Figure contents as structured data
^^^^
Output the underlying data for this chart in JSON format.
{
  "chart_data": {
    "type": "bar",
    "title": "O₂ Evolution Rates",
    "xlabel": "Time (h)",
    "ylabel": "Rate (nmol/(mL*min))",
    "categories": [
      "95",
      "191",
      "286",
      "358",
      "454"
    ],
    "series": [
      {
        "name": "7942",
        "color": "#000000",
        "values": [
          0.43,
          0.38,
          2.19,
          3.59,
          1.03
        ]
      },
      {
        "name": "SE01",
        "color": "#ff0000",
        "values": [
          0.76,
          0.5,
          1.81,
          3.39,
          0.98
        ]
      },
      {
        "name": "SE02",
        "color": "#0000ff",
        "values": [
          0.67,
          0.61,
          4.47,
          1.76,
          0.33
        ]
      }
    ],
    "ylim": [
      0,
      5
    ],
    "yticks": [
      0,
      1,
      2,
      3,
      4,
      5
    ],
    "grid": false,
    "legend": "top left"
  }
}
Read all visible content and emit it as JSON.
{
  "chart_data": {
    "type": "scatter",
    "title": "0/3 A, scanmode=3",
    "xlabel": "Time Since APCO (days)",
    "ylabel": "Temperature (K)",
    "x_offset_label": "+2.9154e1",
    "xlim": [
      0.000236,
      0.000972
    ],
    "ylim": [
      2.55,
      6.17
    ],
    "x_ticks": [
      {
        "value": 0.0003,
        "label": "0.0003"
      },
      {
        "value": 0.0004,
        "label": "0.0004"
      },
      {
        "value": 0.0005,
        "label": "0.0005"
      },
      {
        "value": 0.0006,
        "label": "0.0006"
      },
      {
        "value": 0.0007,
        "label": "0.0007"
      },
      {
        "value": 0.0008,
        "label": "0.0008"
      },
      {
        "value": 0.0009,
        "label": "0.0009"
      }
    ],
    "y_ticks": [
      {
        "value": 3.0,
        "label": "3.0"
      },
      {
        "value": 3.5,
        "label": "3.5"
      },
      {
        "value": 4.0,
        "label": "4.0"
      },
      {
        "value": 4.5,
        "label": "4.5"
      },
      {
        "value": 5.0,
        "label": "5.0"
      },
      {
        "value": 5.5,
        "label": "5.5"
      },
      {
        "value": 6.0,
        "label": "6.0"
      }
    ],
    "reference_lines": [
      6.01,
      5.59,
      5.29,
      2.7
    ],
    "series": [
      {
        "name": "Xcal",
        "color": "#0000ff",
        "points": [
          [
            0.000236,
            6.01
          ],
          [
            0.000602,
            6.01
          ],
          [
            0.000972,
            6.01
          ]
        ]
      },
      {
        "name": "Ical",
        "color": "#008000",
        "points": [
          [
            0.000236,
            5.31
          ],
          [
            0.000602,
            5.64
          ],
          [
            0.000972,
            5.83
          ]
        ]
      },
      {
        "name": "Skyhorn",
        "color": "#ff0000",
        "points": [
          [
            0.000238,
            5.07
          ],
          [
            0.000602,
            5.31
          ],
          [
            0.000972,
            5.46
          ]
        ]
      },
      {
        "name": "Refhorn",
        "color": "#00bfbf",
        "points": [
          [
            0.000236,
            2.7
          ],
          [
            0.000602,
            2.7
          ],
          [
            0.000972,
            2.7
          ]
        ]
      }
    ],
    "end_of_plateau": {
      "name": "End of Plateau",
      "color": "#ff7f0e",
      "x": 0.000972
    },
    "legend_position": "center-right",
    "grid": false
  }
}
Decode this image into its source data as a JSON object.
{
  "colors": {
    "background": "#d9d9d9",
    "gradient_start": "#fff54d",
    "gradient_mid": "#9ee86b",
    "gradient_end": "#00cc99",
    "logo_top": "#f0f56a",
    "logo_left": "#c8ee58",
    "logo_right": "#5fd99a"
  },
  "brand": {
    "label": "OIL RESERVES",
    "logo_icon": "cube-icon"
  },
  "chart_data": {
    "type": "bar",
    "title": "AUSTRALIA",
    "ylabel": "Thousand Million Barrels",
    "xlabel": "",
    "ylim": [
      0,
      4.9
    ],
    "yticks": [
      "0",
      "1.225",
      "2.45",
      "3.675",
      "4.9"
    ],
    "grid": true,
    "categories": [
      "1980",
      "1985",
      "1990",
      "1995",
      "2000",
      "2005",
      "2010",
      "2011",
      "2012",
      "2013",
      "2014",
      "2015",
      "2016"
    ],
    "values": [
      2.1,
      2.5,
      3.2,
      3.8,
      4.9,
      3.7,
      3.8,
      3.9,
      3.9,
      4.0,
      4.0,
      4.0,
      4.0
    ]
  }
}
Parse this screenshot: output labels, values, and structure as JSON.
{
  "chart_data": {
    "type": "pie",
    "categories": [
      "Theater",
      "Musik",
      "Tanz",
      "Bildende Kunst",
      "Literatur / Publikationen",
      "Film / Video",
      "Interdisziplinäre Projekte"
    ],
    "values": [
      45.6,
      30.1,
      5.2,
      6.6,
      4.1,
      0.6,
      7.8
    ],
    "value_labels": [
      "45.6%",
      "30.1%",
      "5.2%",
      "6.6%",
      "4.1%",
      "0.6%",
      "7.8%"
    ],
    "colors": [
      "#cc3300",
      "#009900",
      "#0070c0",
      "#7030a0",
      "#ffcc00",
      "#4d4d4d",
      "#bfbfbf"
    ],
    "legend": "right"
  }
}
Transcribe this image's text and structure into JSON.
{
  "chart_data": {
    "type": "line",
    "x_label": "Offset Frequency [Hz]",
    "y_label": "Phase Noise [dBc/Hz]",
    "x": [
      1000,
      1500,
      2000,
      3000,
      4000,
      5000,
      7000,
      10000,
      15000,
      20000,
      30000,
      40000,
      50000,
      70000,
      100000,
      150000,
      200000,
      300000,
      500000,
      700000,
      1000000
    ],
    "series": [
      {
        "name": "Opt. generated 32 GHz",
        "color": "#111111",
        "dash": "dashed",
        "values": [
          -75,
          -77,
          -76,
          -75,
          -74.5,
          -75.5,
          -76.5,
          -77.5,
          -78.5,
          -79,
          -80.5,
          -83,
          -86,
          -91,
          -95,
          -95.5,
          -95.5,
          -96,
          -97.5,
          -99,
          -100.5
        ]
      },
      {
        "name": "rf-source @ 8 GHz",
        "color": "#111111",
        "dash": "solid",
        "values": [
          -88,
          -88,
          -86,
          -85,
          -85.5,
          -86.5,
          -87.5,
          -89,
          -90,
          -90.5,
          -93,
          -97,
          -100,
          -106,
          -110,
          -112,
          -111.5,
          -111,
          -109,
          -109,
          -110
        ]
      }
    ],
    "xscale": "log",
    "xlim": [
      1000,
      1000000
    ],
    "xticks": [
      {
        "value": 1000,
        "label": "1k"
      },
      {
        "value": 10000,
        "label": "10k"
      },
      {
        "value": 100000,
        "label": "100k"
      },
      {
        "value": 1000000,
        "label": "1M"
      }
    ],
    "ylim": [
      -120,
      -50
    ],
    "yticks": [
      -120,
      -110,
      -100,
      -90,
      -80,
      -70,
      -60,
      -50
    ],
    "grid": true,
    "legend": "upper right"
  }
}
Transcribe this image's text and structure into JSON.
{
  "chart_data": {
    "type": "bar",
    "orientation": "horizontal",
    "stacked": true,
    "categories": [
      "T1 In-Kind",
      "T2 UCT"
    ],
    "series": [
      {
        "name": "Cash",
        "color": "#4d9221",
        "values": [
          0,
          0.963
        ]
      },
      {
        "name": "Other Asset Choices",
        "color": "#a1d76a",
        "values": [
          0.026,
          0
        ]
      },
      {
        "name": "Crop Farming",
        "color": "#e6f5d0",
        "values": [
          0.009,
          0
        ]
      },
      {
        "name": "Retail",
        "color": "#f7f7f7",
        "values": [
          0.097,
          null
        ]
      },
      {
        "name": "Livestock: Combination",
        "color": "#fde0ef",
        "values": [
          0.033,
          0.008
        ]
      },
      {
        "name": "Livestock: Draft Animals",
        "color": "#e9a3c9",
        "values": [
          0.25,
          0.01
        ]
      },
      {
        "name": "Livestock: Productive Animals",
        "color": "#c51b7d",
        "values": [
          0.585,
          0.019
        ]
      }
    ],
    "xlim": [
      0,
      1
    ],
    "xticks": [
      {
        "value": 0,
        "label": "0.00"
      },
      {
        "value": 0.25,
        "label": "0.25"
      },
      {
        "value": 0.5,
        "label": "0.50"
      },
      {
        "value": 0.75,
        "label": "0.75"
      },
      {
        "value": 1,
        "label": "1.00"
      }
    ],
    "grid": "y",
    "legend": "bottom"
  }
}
^^^^
### Task details
Pull out each line of the records holding the string "Animals".

### Answer to the task
        "name": "Livestock: Draft Animals",
        "name": "Livestock: Productive Animals",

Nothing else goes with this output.